→ **Work to do**
Copy each of the following lines character for character, in the same order.
— begin —
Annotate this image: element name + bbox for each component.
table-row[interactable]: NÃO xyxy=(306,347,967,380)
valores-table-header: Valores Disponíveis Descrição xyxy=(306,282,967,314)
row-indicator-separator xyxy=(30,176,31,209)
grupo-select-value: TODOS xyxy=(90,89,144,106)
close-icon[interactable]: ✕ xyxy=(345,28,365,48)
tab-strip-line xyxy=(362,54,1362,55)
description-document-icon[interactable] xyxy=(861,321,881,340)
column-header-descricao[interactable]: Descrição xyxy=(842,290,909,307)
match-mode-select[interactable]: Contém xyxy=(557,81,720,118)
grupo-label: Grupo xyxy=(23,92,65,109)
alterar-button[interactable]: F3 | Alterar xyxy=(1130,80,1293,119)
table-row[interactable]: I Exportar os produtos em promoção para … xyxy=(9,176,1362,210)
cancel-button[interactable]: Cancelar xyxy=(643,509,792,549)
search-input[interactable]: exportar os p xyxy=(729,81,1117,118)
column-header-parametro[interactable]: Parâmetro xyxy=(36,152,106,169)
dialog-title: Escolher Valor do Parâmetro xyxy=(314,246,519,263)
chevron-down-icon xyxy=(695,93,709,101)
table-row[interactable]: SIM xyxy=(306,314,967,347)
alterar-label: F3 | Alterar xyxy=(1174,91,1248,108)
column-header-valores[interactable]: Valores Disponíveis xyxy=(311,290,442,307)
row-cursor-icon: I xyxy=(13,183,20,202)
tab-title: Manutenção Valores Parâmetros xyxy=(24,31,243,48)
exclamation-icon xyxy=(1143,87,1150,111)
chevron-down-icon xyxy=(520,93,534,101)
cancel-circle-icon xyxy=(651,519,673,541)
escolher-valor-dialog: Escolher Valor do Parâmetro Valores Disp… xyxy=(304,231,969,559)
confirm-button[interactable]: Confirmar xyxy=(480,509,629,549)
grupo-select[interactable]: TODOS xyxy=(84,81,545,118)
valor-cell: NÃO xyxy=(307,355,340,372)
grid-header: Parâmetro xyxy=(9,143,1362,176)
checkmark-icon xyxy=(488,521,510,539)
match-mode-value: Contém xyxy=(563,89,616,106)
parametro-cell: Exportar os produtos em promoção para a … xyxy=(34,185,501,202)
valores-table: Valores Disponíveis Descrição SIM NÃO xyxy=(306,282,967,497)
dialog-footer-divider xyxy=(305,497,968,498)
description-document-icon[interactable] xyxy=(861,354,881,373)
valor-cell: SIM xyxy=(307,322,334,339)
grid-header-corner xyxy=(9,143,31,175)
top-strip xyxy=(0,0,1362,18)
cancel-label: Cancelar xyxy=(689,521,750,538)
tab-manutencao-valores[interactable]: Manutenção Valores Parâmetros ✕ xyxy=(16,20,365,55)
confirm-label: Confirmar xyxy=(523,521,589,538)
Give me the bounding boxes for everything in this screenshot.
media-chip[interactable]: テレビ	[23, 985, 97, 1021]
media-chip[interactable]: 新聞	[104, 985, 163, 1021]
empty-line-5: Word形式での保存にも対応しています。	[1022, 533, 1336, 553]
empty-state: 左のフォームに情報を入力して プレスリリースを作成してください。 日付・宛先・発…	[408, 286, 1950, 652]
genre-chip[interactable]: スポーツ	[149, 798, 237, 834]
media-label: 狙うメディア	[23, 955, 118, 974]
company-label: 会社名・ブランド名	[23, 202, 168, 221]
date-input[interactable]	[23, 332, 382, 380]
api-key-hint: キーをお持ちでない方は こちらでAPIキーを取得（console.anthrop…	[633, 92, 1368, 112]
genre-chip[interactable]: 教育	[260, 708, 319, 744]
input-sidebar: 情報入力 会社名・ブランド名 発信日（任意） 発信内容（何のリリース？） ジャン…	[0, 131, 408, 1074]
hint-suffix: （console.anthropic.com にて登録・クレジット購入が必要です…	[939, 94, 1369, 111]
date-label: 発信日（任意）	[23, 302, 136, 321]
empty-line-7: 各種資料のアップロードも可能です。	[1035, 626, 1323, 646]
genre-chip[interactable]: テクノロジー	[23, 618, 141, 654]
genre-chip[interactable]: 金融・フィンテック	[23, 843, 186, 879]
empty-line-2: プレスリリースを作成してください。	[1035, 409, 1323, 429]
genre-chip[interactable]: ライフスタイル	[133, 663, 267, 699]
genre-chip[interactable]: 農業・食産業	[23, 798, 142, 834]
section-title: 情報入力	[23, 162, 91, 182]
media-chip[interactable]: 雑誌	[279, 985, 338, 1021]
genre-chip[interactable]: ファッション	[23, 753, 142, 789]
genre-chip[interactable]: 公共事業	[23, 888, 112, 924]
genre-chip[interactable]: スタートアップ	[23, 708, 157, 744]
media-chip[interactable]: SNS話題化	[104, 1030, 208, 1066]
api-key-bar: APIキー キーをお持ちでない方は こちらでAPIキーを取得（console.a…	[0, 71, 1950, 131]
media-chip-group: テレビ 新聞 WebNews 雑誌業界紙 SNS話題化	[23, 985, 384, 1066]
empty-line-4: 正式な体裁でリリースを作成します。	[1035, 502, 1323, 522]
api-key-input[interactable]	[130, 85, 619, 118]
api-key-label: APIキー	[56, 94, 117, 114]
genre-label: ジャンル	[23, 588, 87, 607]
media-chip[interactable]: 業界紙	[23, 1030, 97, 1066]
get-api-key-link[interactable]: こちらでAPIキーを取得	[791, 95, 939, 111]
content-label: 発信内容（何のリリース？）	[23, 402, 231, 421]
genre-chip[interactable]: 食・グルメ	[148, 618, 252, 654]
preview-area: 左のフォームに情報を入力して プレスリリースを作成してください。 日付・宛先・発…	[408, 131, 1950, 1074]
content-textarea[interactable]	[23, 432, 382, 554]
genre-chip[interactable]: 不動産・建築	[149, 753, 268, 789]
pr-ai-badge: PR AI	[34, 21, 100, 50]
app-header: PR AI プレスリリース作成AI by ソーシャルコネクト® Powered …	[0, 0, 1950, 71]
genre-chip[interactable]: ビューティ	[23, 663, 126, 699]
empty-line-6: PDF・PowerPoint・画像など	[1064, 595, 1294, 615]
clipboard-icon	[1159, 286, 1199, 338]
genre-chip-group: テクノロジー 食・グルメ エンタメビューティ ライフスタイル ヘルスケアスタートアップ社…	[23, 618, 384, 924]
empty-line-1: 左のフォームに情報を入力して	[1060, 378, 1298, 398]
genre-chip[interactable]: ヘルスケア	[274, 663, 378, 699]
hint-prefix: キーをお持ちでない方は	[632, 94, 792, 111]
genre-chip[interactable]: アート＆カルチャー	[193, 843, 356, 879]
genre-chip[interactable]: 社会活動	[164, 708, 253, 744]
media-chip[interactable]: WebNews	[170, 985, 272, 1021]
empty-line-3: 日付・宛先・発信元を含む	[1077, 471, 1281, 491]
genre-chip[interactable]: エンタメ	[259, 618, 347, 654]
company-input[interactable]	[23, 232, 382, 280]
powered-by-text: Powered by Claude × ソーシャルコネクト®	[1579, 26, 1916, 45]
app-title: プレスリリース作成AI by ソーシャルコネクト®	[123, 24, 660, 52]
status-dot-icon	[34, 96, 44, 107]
— end —
→ **Correct response**
Annotate this image: element name + bbox for each component.
table-row[interactable]: NÃO xyxy=(306,347,967,380)
valores-table-header: Valores Disponíveis Descrição xyxy=(306,282,967,314)
row-indicator-separator xyxy=(30,176,31,209)
grupo-select-value: TODOS xyxy=(90,89,144,106)
close-icon[interactable]: ✕ xyxy=(345,28,365,48)
tab-strip-line xyxy=(362,54,1362,55)
description-document-icon[interactable] xyxy=(861,321,881,340)
column-header-descricao[interactable]: Descrição xyxy=(842,290,909,307)
match-mode-select[interactable]: Contém xyxy=(557,81,720,118)
grupo-label: Grupo xyxy=(23,92,65,109)
alterar-button[interactable]: F3 | Alterar xyxy=(1130,80,1293,119)
table-row[interactable]: I Exportar os produtos em promoção para … xyxy=(9,176,1362,210)
cancel-button[interactable]: Cancelar xyxy=(643,509,792,549)
search-input[interactable]: exportar os p xyxy=(729,81,1117,118)
column-header-parametro[interactable]: Parâmetro xyxy=(36,152,106,169)
dialog-title: Escolher Valor do Parâmetro xyxy=(314,246,519,263)
chevron-down-icon xyxy=(695,93,709,101)
table-row[interactable]: SIM xyxy=(306,314,967,347)
alterar-label: F3 | Alterar xyxy=(1174,91,1248,108)
column-header-valores[interactable]: Valores Disponíveis xyxy=(311,290,442,307)
row-cursor-icon: I xyxy=(13,183,20,202)
tab-title: Manutenção Valores Parâmetros xyxy=(24,31,243,48)
exclamation-icon xyxy=(1143,87,1150,111)
chevron-down-icon xyxy=(520,93,534,101)
cancel-circle-icon xyxy=(651,519,673,541)
escolher-valor-dialog: Escolher Valor do Parâmetro Valores Disp… xyxy=(304,231,969,559)
confirm-button[interactable]: Confirmar xyxy=(480,509,629,549)
grupo-select[interactable]: TODOS xyxy=(84,81,545,118)
valor-cell: NÃO xyxy=(307,355,340,372)
grid-header: Parâmetro xyxy=(9,143,1362,176)
checkmark-icon xyxy=(488,521,510,539)
match-mode-value: Contém xyxy=(563,89,616,106)
parametro-cell: Exportar os produtos em promoção para a … xyxy=(34,185,501,202)
valores-table: Valores Disponíveis Descrição SIM NÃO xyxy=(306,282,967,497)
dialog-footer-divider xyxy=(305,497,968,498)
description-document-icon[interactable] xyxy=(861,354,881,373)
valor-cell: SIM xyxy=(307,322,334,339)
grid-header-corner xyxy=(9,143,31,175)
top-strip xyxy=(0,0,1362,18)
cancel-label: Cancelar xyxy=(689,521,750,538)
tab-manutencao-valores[interactable]: Manutenção Valores Parâmetros ✕ xyxy=(16,20,365,55)
confirm-label: Confirmar xyxy=(523,521,589,538)
Give me the bounding boxes for everything in this screenshot.
media-chip[interactable]: テレビ	[23, 985, 97, 1021]
media-chip[interactable]: 新聞	[104, 985, 163, 1021]
empty-line-5: Word形式での保存にも対応しています。	[1022, 533, 1336, 553]
empty-state: 左のフォームに情報を入力して プレスリリースを作成してください。 日付・宛先・発…	[408, 286, 1950, 652]
genre-chip[interactable]: スポーツ	[149, 798, 237, 834]
media-label: 狙うメディア	[23, 955, 118, 974]
company-label: 会社名・ブランド名	[23, 202, 168, 221]
date-input[interactable]	[23, 332, 382, 380]
api-key-hint: キーをお持ちでない方は こちらでAPIキーを取得（console.anthrop…	[633, 92, 1368, 112]
genre-chip[interactable]: 教育	[260, 708, 319, 744]
input-sidebar: 情報入力 会社名・ブランド名 発信日（任意） 発信内容（何のリリース？） ジャン…	[0, 131, 408, 1074]
hint-suffix: （console.anthropic.com にて登録・クレジット購入が必要です…	[939, 94, 1369, 111]
date-label: 発信日（任意）	[23, 302, 136, 321]
empty-line-7: 各種資料のアップロードも可能です。	[1035, 626, 1323, 646]
genre-chip[interactable]: テクノロジー	[23, 618, 141, 654]
genre-chip[interactable]: 金融・フィンテック	[23, 843, 186, 879]
empty-line-2: プレスリリースを作成してください。	[1035, 409, 1323, 429]
genre-chip[interactable]: ライフスタイル	[133, 663, 267, 699]
genre-chip[interactable]: 農業・食産業	[23, 798, 142, 834]
section-title: 情報入力	[23, 162, 91, 182]
media-chip[interactable]: 雑誌	[279, 985, 338, 1021]
genre-chip[interactable]: ファッション	[23, 753, 142, 789]
genre-chip[interactable]: 公共事業	[23, 888, 112, 924]
genre-chip[interactable]: スタートアップ	[23, 708, 157, 744]
media-chip[interactable]: SNS話題化	[104, 1030, 208, 1066]
api-key-bar: APIキー キーをお持ちでない方は こちらでAPIキーを取得（console.a…	[0, 71, 1950, 131]
media-chip-group: テレビ 新聞 WebNews 雑誌業界紙 SNS話題化	[23, 985, 384, 1066]
empty-line-4: 正式な体裁でリリースを作成します。	[1035, 502, 1323, 522]
api-key-input[interactable]	[130, 85, 619, 118]
api-key-label: APIキー	[56, 94, 117, 114]
genre-label: ジャンル	[23, 588, 87, 607]
media-chip[interactable]: 業界紙	[23, 1030, 97, 1066]
get-api-key-link[interactable]: こちらでAPIキーを取得	[791, 95, 939, 111]
content-label: 発信内容（何のリリース？）	[23, 402, 231, 421]
genre-chip[interactable]: 食・グルメ	[148, 618, 252, 654]
preview-area: 左のフォームに情報を入力して プレスリリースを作成してください。 日付・宛先・発…	[408, 131, 1950, 1074]
content-textarea[interactable]	[23, 432, 382, 554]
genre-chip[interactable]: 不動産・建築	[149, 753, 268, 789]
pr-ai-badge: PR AI	[34, 21, 100, 50]
app-header: PR AI プレスリリース作成AI by ソーシャルコネクト® Powered …	[0, 0, 1950, 71]
genre-chip[interactable]: ビューティ	[23, 663, 126, 699]
empty-line-6: PDF・PowerPoint・画像など	[1064, 595, 1294, 615]
clipboard-icon	[1159, 286, 1199, 338]
genre-chip-group: テクノロジー 食・グルメ エンタメビューティ ライフスタイル ヘルスケアスタートアップ社…	[23, 618, 384, 924]
empty-line-1: 左のフォームに情報を入力して	[1060, 378, 1298, 398]
genre-chip[interactable]: ヘルスケア	[274, 663, 378, 699]
hint-prefix: キーをお持ちでない方は	[632, 94, 792, 111]
genre-chip[interactable]: アート＆カルチャー	[193, 843, 356, 879]
genre-chip[interactable]: 社会活動	[164, 708, 253, 744]
media-chip[interactable]: WebNews	[170, 985, 272, 1021]
empty-line-3: 日付・宛先・発信元を含む	[1077, 471, 1281, 491]
genre-chip[interactable]: エンタメ	[259, 618, 347, 654]
company-input[interactable]	[23, 232, 382, 280]
powered-by-text: Powered by Claude × ソーシャルコネクト®	[1579, 26, 1916, 45]
app-title: プレスリリース作成AI by ソーシャルコネクト®	[123, 24, 660, 52]
status-dot-icon	[34, 96, 44, 107]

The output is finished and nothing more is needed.